REQUIREMENTS - Where a line contains the word "Franco", copy that line in full.
[BEGIN]
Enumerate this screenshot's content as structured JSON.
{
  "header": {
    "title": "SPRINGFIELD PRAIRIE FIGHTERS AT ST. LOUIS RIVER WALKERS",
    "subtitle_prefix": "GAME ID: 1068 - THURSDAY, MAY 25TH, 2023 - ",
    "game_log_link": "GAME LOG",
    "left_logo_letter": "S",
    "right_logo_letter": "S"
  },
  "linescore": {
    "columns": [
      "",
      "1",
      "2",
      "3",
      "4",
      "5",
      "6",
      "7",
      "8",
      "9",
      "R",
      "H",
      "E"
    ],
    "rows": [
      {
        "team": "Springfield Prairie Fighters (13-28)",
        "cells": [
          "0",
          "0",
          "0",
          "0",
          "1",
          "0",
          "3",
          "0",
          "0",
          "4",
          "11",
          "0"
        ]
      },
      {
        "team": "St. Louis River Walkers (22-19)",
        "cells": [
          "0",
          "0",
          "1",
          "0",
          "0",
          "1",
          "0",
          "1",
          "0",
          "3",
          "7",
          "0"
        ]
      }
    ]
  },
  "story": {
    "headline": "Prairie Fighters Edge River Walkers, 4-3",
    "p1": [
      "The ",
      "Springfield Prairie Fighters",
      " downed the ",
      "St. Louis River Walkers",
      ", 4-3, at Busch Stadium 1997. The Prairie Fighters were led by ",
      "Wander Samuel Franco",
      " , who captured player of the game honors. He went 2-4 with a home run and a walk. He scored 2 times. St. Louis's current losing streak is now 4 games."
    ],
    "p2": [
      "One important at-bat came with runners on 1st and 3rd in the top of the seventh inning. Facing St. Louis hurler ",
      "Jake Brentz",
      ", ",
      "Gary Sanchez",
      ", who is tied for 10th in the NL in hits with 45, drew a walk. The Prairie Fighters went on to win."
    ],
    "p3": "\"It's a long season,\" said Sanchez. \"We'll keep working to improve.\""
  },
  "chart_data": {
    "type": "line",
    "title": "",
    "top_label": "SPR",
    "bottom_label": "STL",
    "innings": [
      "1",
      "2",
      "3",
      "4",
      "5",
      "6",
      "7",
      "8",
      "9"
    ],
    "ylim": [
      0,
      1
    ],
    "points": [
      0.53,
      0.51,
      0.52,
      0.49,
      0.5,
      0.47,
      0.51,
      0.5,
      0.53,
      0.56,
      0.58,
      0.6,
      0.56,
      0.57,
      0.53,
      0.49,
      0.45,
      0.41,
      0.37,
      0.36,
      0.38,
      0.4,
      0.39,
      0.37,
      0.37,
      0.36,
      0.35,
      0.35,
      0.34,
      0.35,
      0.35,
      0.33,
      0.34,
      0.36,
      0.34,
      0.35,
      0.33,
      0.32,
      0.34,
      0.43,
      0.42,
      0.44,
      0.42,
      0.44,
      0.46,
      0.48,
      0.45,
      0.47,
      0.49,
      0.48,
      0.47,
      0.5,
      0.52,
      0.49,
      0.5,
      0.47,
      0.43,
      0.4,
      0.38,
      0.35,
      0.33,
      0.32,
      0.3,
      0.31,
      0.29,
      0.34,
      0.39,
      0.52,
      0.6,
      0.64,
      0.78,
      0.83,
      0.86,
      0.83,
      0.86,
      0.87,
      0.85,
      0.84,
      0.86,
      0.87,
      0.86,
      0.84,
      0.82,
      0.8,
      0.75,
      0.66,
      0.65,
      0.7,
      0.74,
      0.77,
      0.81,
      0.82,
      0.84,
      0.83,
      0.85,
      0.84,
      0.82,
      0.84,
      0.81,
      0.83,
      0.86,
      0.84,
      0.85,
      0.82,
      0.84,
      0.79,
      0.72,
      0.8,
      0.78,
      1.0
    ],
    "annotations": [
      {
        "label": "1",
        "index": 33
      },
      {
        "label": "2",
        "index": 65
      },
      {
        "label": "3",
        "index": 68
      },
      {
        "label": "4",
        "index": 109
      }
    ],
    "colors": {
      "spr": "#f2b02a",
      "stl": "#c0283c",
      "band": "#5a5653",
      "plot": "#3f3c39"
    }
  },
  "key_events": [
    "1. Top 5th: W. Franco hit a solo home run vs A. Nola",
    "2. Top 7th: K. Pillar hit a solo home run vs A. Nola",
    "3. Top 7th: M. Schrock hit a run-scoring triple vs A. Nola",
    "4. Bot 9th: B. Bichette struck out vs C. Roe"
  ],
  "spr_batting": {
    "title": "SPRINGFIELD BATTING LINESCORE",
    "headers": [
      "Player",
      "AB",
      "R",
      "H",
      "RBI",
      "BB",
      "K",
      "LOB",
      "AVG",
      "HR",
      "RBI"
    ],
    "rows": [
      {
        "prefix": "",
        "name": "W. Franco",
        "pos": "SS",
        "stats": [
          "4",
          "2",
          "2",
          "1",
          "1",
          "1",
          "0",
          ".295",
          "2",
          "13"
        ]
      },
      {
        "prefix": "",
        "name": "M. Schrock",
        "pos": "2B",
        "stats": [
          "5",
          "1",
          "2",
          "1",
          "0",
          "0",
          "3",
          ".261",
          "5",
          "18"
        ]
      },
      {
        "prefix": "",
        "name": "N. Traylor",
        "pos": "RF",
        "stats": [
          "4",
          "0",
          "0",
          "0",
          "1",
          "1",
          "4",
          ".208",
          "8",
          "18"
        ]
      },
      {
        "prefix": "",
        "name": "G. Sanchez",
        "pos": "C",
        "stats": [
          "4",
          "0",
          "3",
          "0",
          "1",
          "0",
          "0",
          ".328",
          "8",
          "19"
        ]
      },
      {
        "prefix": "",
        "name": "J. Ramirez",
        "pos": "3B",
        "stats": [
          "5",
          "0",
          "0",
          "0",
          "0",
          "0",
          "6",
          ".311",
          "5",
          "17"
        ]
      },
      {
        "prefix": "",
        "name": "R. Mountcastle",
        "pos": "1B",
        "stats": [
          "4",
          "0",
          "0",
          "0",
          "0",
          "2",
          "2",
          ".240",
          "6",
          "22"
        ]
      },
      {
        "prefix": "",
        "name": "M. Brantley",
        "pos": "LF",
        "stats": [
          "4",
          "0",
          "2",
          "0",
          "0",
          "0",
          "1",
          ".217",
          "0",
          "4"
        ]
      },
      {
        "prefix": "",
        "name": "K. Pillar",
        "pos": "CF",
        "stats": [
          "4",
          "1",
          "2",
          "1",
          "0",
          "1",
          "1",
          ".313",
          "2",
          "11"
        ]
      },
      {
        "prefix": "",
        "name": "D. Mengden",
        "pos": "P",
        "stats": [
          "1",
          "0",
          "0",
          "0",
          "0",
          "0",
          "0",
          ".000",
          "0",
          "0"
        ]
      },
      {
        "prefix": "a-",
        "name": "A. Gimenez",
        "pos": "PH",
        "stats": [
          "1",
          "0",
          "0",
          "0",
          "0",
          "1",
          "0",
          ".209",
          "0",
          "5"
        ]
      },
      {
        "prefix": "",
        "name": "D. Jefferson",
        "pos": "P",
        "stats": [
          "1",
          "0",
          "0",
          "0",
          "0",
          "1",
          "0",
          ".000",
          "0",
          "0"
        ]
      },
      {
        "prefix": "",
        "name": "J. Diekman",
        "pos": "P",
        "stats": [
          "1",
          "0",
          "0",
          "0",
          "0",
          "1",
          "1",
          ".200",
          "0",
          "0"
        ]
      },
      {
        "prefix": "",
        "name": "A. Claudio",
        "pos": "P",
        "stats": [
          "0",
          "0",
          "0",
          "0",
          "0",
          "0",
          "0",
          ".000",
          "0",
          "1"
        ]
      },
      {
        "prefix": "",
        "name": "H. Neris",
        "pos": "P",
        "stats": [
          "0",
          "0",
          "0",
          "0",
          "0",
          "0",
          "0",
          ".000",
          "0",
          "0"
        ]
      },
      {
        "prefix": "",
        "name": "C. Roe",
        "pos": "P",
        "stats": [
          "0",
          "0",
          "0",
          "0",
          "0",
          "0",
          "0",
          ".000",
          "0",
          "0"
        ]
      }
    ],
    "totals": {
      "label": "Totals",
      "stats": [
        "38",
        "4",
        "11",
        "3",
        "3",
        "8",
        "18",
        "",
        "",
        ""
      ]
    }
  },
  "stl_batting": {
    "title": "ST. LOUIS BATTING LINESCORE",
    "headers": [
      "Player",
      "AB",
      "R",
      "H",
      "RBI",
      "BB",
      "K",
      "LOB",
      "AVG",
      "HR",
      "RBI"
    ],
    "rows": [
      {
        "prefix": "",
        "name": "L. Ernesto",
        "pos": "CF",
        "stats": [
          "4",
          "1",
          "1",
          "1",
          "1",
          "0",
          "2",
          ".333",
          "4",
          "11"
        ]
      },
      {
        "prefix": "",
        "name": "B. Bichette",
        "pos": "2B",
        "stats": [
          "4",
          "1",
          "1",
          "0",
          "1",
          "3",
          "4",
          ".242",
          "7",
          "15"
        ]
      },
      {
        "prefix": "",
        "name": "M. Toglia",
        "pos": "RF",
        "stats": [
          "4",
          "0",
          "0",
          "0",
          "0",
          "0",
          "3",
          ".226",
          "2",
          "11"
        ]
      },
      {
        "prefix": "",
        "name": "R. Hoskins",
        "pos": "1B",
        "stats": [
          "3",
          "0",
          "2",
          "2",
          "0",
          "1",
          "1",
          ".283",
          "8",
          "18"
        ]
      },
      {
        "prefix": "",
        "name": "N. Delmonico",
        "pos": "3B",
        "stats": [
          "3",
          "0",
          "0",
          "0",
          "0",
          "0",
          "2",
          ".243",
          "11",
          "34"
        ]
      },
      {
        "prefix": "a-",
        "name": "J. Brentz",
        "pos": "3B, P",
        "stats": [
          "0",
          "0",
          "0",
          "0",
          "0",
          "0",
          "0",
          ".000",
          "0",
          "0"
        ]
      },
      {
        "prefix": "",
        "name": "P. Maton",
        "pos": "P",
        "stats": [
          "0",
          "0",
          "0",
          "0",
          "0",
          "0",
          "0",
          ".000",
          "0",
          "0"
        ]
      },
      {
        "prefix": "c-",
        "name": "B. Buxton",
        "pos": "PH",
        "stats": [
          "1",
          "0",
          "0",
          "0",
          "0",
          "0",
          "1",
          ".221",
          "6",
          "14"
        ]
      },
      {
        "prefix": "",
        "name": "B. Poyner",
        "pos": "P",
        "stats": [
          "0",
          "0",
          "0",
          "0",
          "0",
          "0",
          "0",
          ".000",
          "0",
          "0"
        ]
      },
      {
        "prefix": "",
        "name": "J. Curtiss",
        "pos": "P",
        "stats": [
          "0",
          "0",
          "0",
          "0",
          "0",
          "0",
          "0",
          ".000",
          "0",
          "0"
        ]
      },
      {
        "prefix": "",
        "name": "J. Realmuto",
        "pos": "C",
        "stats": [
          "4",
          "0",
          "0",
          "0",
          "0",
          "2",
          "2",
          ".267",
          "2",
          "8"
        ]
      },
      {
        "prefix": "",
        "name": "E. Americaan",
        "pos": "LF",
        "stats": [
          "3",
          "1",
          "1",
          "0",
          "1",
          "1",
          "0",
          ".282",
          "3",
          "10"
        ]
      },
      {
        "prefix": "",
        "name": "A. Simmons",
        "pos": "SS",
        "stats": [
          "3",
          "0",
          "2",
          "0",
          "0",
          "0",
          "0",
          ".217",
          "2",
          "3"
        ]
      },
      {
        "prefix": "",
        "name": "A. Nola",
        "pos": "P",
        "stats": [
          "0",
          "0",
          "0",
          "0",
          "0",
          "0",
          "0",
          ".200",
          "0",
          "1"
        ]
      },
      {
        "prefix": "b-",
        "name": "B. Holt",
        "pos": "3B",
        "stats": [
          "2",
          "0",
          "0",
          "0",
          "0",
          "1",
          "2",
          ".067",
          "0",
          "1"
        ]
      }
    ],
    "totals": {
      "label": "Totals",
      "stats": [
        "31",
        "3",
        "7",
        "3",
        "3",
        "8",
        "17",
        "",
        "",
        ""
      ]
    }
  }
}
[END]
THE RESPONSE -
      "Wander Samuel Franco",
    "1. Top 5th: W. Franco hit a solo home run vs A. Nola",
        "name": "W. Franco",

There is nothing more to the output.